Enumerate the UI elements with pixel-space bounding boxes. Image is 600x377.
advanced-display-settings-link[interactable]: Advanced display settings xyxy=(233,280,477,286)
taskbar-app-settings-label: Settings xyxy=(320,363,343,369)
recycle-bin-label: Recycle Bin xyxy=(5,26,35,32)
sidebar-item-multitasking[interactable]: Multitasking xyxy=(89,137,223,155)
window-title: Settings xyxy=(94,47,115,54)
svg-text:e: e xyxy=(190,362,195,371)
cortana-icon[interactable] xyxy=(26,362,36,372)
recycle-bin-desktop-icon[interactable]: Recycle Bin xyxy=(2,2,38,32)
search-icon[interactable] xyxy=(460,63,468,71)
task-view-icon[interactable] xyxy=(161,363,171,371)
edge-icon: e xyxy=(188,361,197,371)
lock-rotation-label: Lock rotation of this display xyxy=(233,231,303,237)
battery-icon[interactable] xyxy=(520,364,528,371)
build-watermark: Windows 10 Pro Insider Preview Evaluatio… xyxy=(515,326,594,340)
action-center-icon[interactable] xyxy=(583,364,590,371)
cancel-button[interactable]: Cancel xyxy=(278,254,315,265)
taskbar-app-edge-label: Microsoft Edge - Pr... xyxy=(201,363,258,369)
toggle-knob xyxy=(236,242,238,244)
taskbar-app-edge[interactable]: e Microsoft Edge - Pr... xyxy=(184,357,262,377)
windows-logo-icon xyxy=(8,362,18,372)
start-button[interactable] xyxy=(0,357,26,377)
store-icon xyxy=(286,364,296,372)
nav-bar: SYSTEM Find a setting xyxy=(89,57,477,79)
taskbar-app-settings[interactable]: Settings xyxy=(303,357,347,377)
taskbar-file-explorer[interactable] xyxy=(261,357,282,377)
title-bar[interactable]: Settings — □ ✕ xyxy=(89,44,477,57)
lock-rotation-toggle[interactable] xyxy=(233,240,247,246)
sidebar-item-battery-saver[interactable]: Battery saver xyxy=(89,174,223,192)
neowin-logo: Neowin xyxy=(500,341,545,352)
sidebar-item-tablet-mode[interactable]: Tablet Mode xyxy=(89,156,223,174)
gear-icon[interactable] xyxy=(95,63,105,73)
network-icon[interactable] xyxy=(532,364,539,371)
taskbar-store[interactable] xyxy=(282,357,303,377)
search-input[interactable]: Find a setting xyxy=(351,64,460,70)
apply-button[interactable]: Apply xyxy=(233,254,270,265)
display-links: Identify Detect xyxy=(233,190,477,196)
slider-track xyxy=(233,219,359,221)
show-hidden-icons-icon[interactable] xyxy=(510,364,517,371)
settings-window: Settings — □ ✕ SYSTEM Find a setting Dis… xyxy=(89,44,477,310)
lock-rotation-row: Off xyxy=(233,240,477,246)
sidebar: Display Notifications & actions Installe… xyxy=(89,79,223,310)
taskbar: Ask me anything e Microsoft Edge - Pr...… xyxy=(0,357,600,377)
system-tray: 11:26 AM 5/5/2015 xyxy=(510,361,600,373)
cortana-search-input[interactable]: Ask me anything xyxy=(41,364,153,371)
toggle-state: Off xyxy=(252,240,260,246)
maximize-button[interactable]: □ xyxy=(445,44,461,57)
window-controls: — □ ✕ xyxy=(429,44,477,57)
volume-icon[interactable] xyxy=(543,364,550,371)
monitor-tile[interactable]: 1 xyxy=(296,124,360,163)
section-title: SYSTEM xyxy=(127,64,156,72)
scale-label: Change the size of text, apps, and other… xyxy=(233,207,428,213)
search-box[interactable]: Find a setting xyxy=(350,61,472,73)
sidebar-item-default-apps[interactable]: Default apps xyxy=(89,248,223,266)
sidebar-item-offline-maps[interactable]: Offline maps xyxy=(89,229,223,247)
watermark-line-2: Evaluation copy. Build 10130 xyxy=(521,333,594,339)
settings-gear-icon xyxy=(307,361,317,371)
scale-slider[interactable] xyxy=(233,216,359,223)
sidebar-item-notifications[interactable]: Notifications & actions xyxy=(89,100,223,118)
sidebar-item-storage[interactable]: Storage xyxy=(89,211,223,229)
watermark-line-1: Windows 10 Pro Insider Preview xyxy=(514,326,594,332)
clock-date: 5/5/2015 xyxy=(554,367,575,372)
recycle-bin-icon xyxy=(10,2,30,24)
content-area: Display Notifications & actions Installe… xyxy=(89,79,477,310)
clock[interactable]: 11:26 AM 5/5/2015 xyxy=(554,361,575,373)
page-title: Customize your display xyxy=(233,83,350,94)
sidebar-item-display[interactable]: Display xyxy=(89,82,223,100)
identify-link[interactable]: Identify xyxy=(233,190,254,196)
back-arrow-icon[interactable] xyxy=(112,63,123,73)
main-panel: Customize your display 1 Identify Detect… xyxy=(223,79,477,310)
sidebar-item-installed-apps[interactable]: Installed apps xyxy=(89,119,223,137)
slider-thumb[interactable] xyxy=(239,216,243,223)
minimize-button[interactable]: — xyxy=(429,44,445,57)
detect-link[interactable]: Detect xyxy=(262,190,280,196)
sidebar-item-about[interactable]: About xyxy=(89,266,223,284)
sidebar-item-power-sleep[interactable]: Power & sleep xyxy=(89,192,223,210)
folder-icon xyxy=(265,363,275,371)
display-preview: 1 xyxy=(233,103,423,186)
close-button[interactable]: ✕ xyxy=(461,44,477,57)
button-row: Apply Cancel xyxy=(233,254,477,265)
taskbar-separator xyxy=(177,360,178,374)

::::

◆ Short exercise: Rewrite everything from the start of the records down through the line containing "recycle-bin-label: Recycle Bin", swapping "bounding boxes" for "bounding rectangles" and keeping the rest unchanged.

◆ Task solution:
Enumerate the UI elements with pixel-space bounding rectangles. Image is 600x377.
advanced-display-settings-link[interactable]: Advanced display settings xyxy=(233,280,477,286)
taskbar-app-settings-label: Settings xyxy=(320,363,343,369)
recycle-bin-label: Recycle Bin xyxy=(5,26,35,32)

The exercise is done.